Required task
Copy all of the records below verbatim.

Items from a data source

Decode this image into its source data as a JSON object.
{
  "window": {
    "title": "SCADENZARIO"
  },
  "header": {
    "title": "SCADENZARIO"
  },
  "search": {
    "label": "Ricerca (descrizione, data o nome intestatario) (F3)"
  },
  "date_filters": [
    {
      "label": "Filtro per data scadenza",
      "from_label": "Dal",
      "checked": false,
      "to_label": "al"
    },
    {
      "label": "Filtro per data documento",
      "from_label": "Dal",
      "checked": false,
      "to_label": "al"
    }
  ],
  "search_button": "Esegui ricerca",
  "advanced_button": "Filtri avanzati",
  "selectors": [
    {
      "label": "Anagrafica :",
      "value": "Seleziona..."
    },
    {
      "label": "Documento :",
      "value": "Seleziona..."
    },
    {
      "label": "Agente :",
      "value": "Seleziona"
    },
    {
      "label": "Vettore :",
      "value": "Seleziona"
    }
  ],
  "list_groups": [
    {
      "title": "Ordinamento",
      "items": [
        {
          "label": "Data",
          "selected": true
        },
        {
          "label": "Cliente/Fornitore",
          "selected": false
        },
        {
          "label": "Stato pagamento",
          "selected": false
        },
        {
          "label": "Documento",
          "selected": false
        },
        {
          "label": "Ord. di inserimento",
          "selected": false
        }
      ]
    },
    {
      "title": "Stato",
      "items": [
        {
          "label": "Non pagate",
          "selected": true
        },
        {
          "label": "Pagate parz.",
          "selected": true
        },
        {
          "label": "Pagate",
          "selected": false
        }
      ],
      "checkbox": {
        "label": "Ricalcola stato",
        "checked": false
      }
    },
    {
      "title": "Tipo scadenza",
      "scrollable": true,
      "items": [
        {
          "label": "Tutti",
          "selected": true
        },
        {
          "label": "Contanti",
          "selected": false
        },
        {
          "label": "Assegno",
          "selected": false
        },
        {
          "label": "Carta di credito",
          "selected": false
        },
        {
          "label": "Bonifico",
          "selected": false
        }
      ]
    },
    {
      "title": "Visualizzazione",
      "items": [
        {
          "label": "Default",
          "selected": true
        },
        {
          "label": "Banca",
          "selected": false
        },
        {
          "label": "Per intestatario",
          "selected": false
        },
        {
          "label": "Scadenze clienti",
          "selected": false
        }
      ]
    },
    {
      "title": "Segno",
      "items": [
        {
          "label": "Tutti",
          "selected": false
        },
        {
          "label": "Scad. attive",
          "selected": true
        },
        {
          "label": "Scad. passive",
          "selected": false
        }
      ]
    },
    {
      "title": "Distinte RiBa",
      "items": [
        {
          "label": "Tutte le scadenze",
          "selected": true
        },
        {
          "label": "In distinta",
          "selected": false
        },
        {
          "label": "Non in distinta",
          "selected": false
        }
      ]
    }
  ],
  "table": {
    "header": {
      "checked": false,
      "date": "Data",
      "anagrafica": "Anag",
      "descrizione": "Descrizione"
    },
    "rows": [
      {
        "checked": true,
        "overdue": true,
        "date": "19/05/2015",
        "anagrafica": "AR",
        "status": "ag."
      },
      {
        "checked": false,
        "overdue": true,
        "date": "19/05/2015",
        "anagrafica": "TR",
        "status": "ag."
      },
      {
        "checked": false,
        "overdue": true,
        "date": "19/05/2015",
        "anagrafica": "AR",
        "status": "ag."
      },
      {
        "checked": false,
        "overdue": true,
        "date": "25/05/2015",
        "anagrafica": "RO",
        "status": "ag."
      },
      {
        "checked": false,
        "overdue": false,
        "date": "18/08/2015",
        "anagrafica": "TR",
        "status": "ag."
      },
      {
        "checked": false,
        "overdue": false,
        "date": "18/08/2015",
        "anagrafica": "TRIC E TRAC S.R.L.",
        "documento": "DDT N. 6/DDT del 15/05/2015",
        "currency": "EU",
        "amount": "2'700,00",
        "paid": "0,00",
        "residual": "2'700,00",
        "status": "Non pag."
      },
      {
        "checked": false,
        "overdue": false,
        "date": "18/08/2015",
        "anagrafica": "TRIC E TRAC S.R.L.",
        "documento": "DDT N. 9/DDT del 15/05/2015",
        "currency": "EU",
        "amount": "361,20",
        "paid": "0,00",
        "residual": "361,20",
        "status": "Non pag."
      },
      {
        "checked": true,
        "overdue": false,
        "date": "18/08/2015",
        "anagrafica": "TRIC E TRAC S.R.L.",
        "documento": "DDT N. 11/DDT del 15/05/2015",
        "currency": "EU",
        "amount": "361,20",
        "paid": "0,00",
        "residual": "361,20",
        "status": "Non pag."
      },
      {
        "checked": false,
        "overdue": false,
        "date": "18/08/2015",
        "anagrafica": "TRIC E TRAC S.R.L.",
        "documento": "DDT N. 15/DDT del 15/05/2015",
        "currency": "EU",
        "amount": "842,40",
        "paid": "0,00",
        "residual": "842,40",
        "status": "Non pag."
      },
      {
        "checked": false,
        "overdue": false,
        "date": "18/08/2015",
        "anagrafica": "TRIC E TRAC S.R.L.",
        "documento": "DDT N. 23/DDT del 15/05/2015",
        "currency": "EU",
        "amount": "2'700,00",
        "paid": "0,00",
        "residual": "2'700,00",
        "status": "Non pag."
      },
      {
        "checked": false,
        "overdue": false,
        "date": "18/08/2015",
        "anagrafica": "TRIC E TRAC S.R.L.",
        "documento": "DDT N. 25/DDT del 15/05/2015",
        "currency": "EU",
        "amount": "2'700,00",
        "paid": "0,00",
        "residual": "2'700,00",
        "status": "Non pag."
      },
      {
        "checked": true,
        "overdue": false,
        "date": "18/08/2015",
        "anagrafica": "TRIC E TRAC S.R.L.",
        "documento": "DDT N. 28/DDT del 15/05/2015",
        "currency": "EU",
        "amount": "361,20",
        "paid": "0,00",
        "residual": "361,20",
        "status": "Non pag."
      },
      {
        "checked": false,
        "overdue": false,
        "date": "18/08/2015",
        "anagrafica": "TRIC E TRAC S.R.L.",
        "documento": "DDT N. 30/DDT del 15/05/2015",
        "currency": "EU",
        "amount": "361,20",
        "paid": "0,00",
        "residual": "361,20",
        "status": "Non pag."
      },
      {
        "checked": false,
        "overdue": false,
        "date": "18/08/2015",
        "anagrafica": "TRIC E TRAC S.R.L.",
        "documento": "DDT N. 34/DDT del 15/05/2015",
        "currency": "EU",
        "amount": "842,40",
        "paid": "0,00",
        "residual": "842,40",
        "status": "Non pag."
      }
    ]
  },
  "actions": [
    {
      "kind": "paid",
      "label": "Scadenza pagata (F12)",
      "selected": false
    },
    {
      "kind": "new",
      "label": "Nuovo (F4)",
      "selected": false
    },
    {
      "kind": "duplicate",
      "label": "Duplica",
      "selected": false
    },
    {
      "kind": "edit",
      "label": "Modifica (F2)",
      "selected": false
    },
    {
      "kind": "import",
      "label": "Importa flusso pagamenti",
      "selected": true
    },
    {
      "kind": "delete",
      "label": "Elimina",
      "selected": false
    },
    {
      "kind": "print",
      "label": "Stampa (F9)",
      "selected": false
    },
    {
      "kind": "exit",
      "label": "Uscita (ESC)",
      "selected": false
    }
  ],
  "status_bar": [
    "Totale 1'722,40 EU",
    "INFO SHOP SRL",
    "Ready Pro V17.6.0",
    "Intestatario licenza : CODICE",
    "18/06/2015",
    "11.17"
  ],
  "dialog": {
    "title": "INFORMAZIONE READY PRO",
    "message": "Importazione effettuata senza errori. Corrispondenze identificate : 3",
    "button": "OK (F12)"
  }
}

Answer to the problem
Decode this image into its source data as a JSON object.
{
  "window": {
    "title": "SCADENZARIO"
  },
  "header": {
    "title": "SCADENZARIO"
  },
  "search": {
    "label": "Ricerca (descrizione, data o nome intestatario) (F3)"
  },
  "date_filters": [
    {
      "label": "Filtro per data scadenza",
      "from_label": "Dal",
      "checked": false,
      "to_label": "al"
    },
    {
      "label": "Filtro per data documento",
      "from_label": "Dal",
      "checked": false,
      "to_label": "al"
    }
  ],
  "search_button": "Esegui ricerca",
  "advanced_button": "Filtri avanzati",
  "selectors": [
    {
      "label": "Anagrafica :",
      "value": "Seleziona..."
    },
    {
      "label": "Documento :",
      "value": "Seleziona..."
    },
    {
      "label": "Agente :",
      "value": "Seleziona"
    },
    {
      "label": "Vettore :",
      "value": "Seleziona"
    }
  ],
  "list_groups": [
    {
      "title": "Ordinamento",
      "items": [
        {
          "label": "Data",
          "selected": true
        },
        {
          "label": "Cliente/Fornitore",
          "selected": false
        },
        {
          "label": "Stato pagamento",
          "selected": false
        },
        {
          "label": "Documento",
          "selected": false
        },
        {
          "label": "Ord. di inserimento",
          "selected": false
        }
      ]
    },
    {
      "title": "Stato",
      "items": [
        {
          "label": "Non pagate",
          "selected": true
        },
        {
          "label": "Pagate parz.",
          "selected": true
        },
        {
          "label": "Pagate",
          "selected": false
        }
      ],
      "checkbox": {
        "label": "Ricalcola stato",
        "checked": false
      }
    },
    {
      "title": "Tipo scadenza",
      "scrollable": true,
      "items": [
        {
          "label": "Tutti",
          "selected": true
        },
        {
          "label": "Contanti",
          "selected": false
        },
        {
          "label": "Assegno",
          "selected": false
        },
        {
          "label": "Carta di credito",
          "selected": false
        },
        {
          "label": "Bonifico",
          "selected": false
        }
      ]
    },
    {
      "title": "Visualizzazione",
      "items": [
        {
          "label": "Default",
          "selected": true
        },
        {
          "label": "Banca",
          "selected": false
        },
        {
          "label": "Per intestatario",
          "selected": false
        },
        {
          "label": "Scadenze clienti",
          "selected": false
        }
      ]
    },
    {
      "title": "Segno",
      "items": [
        {
          "label": "Tutti",
          "selected": false
        },
        {
          "label": "Scad. attive",
          "selected": true
        },
        {
          "label": "Scad. passive",
          "selected": false
        }
      ]
    },
    {
      "title": "Distinte RiBa",
      "items": [
        {
          "label": "Tutte le scadenze",
          "selected": true
        },
        {
          "label": "In distinta",
          "selected": false
        },
        {
          "label": "Non in distinta",
          "selected": false
        }
      ]
    }
  ],
  "table": {
    "header": {
      "checked": false,
      "date": "Data",
      "anagrafica": "Anag",
      "descrizione": "Descrizione"
    },
    "rows": [
      {
        "checked": true,
        "overdue": true,
        "date": "19/05/2015",
        "anagrafica": "AR",
        "status": "ag."
      },
      {
        "checked": false,
        "overdue": true,
        "date": "19/05/2015",
        "anagrafica": "TR",
        "status": "ag."
      },
      {
        "checked": false,
        "overdue": true,
        "date": "19/05/2015",
        "anagrafica": "AR",
        "status": "ag."
      },
      {
        "checked": false,
        "overdue": true,
        "date": "25/05/2015",
        "anagrafica": "RO",
        "status": "ag."
      },
      {
        "checked": false,
        "overdue": false,
        "date": "18/08/2015",
        "anagrafica": "TR",
        "status": "ag."
      },
      {
        "checked": false,
        "overdue": false,
        "date": "18/08/2015",
        "anagrafica": "TRIC E TRAC S.R.L.",
        "documento": "DDT N. 6/DDT del 15/05/2015",
        "currency": "EU",
        "amount": "2'700,00",
        "paid": "0,00",
        "residual": "2'700,00",
        "status": "Non pag."
      },
      {
        "checked": false,
        "overdue": false,
        "date": "18/08/2015",
        "anagrafica": "TRIC E TRAC S.R.L.",
        "documento": "DDT N. 9/DDT del 15/05/2015",
        "currency": "EU",
        "amount": "361,20",
        "paid": "0,00",
        "residual": "361,20",
        "status": "Non pag."
      },
      {
        "checked": true,
        "overdue": false,
        "date": "18/08/2015",
        "anagrafica": "TRIC E TRAC S.R.L.",
        "documento": "DDT N. 11/DDT del 15/05/2015",
        "currency": "EU",
        "amount": "361,20",
        "paid": "0,00",
        "residual": "361,20",
        "status": "Non pag."
      },
      {
        "checked": false,
        "overdue": false,
        "date": "18/08/2015",
        "anagrafica": "TRIC E TRAC S.R.L.",
        "documento": "DDT N. 15/DDT del 15/05/2015",
        "currency": "EU",
        "amount": "842,40",
        "paid": "0,00",
        "residual": "842,40",
        "status": "Non pag."
      },
      {
        "checked": false,
        "overdue": false,
        "date": "18/08/2015",
        "anagrafica": "TRIC E TRAC S.R.L.",
        "documento": "DDT N. 23/DDT del 15/05/2015",
        "currency": "EU",
        "amount": "2'700,00",
        "paid": "0,00",
        "residual": "2'700,00",
        "status": "Non pag."
      },
      {
        "checked": false,
        "overdue": false,
        "date": "18/08/2015",
        "anagrafica": "TRIC E TRAC S.R.L.",
        "documento": "DDT N. 25/DDT del 15/05/2015",
        "currency": "EU",
        "amount": "2'700,00",
        "paid": "0,00",
        "residual": "2'700,00",
        "status": "Non pag."
      },
      {
        "checked": true,
        "overdue": false,
        "date": "18/08/2015",
        "anagrafica": "TRIC E TRAC S.R.L.",
        "documento": "DDT N. 28/DDT del 15/05/2015",
        "currency": "EU",
        "amount": "361,20",
        "paid": "0,00",
        "residual": "361,20",
        "status": "Non pag."
      },
      {
        "checked": false,
        "overdue": false,
        "date": "18/08/2015",
        "anagrafica": "TRIC E TRAC S.R.L.",
        "documento": "DDT N. 30/DDT del 15/05/2015",
        "currency": "EU",
        "amount": "361,20",
        "paid": "0,00",
        "residual": "361,20",
        "status": "Non pag."
      },
      {
        "checked": false,
        "overdue": false,
        "date": "18/08/2015",
        "anagrafica": "TRIC E TRAC S.R.L.",
        "documento": "DDT N. 34/DDT del 15/05/2015",
        "currency": "EU",
        "amount": "842,40",
        "paid": "0,00",
        "residual": "842,40",
        "status": "Non pag."
      }
    ]
  },
  "actions": [
    {
      "kind": "paid",
      "label": "Scadenza pagata (F12)",
      "selected": false
    },
    {
      "kind": "new",
      "label": "Nuovo (F4)",
      "selected": false
    },
    {
      "kind": "duplicate",
      "label": "Duplica",
      "selected": false
    },
    {
      "kind": "edit",
      "label": "Modifica (F2)",
      "selected": false
    },
    {
      "kind": "import",
      "label": "Importa flusso pagamenti",
      "selected": true
    },
    {
      "kind": "delete",
      "label": "Elimina",
      "selected": false
    },
    {
      "kind": "print",
      "label": "Stampa (F9)",
      "selected": false
    },
    {
      "kind": "exit",
      "label": "Uscita (ESC)",
      "selected": false
    }
  ],
  "status_bar": [
    "Totale 1'722,40 EU",
    "INFO SHOP SRL",
    "Ready Pro V17.6.0",
    "Intestatario licenza : CODICE",
    "18/06/2015",
    "11.17"
  ],
  "dialog": {
    "title": "INFORMAZIONE READY PRO",
    "message": "Importazione effettuata senza errori. Corrispondenze identificate : 3",
    "button": "OK (F12)"
  }
}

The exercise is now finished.